- **WHAT YOU ARE ASKED TO DO**: What follows is a listing; give it again exactly, in its entirety.

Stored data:

* * * * * * * * *

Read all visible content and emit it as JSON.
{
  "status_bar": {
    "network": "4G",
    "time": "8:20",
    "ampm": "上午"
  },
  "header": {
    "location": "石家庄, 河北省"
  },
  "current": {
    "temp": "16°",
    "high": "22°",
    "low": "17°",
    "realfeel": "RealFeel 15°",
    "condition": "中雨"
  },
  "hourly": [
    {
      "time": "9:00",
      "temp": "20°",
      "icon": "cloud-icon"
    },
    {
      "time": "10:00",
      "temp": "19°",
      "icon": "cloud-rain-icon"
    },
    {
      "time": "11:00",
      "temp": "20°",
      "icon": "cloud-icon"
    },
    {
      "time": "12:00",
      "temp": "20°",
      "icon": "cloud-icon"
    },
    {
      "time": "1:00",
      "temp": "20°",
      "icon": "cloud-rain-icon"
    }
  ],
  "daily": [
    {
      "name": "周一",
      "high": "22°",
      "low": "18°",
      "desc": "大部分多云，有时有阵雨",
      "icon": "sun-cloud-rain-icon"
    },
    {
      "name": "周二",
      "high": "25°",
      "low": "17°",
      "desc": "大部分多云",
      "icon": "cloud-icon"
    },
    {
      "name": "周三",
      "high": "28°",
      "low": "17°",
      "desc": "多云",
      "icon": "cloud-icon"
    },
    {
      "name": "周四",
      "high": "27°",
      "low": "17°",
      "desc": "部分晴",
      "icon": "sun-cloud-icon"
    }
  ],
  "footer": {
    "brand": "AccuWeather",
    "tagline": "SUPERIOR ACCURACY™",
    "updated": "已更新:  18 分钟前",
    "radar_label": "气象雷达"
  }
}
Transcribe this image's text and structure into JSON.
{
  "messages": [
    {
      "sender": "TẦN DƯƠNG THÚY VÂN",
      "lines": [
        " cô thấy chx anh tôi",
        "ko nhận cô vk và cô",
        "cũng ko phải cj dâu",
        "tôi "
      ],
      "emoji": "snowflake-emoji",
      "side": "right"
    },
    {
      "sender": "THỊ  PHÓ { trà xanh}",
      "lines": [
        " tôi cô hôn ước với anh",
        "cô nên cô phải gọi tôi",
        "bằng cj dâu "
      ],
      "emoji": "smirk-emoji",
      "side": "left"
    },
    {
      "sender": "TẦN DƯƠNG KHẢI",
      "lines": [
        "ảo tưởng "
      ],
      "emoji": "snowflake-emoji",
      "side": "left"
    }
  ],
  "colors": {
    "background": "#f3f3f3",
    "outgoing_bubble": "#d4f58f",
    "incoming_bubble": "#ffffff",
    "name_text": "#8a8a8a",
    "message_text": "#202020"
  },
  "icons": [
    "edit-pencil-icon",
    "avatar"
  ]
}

* * * * * * * * *

- **COMPLETE RESPONSE**:
Read all visible content and emit it as JSON.
{
  "status_bar": {
    "network": "4G",
    "time": "8:20",
    "ampm": "上午"
  },
  "header": {
    "location": "石家庄, 河北省"
  },
  "current": {
    "temp": "16°",
    "high": "22°",
    "low": "17°",
    "realfeel": "RealFeel 15°",
    "condition": "中雨"
  },
  "hourly": [
    {
      "time": "9:00",
      "temp": "20°",
      "icon": "cloud-icon"
    },
    {
      "time": "10:00",
      "temp": "19°",
      "icon": "cloud-rain-icon"
    },
    {
      "time": "11:00",
      "temp": "20°",
      "icon": "cloud-icon"
    },
    {
      "time": "12:00",
      "temp": "20°",
      "icon": "cloud-icon"
    },
    {
      "time": "1:00",
      "temp": "20°",
      "icon": "cloud-rain-icon"
    }
  ],
  "daily": [
    {
      "name": "周一",
      "high": "22°",
      "low": "18°",
      "desc": "大部分多云，有时有阵雨",
      "icon": "sun-cloud-rain-icon"
    },
    {
      "name": "周二",
      "high": "25°",
      "low": "17°",
      "desc": "大部分多云",
      "icon": "cloud-icon"
    },
    {
      "name": "周三",
      "high": "28°",
      "low": "17°",
      "desc": "多云",
      "icon": "cloud-icon"
    },
    {
      "name": "周四",
      "high": "27°",
      "low": "17°",
      "desc": "部分晴",
      "icon": "sun-cloud-icon"
    }
  ],
  "footer": {
    "brand": "AccuWeather",
    "tagline": "SUPERIOR ACCURACY™",
    "updated": "已更新:  18 分钟前",
    "radar_label": "气象雷达"
  }
}
Transcribe this image's text and structure into JSON.
{
  "messages": [
    {
      "sender": "TẦN DƯƠNG THÚY VÂN",
      "lines": [
        " cô thấy chx anh tôi",
        "ko nhận cô vk và cô",
        "cũng ko phải cj dâu",
        "tôi "
      ],
      "emoji": "snowflake-emoji",
      "side": "right"
    },
    {
      "sender": "THỊ  PHÓ { trà xanh}",
      "lines": [
        " tôi cô hôn ước với anh",
        "cô nên cô phải gọi tôi",
        "bằng cj dâu "
      ],
      "emoji": "smirk-emoji",
      "side": "left"
    },
    {
      "sender": "TẦN DƯƠNG KHẢI",
      "lines": [
        "ảo tưởng "
      ],
      "emoji": "snowflake-emoji",
      "side": "left"
    }
  ],
  "colors": {
    "background": "#f3f3f3",
    "outgoing_bubble": "#d4f58f",
    "incoming_bubble": "#ffffff",
    "name_text": "#8a8a8a",
    "message_text": "#202020"
  },
  "icons": [
    "edit-pencil-icon",
    "avatar"
  ]
}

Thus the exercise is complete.